• REQUEST: Could you write out every entry exactly as it stands?

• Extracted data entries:
···

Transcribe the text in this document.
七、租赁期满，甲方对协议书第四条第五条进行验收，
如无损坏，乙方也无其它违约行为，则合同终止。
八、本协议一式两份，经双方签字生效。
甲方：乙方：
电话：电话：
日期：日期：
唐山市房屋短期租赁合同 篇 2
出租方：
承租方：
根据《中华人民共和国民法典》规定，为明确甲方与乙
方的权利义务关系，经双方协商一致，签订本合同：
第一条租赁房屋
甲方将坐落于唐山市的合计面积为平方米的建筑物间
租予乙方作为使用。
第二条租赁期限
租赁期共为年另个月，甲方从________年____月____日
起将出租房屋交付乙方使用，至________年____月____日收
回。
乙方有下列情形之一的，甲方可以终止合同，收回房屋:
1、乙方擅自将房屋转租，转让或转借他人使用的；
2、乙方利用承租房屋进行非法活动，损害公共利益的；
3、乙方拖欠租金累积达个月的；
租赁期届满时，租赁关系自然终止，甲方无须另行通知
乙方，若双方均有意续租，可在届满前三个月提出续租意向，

···

• RESULT:
Transcribe the text in this document.
七、租赁期满，甲方对协议书第四条第五条进行验收，
如无损坏，乙方也无其它违约行为，则合同终止。
八、本协议一式两份，经双方签字生效。
甲方：乙方：
电话：电话：
日期：日期：
唐山市房屋短期租赁合同 篇 2
出租方：
承租方：
根据《中华人民共和国民法典》规定，为明确甲方与乙
方的权利义务关系，经双方协商一致，签订本合同：
第一条租赁房屋
甲方将坐落于唐山市的合计面积为平方米的建筑物间
租予乙方作为使用。
第二条租赁期限
租赁期共为年另个月，甲方从________年____月____日
起将出租房屋交付乙方使用，至________年____月____日收
回。
乙方有下列情形之一的，甲方可以终止合同，收回房屋:
1、乙方擅自将房屋转租，转让或转借他人使用的；
2、乙方利用承租房屋进行非法活动，损害公共利益的；
3、乙方拖欠租金累积达个月的；
租赁期届满时，租赁关系自然终止，甲方无须另行通知
乙方，若双方均有意续租，可在届满前三个月提出续租意向，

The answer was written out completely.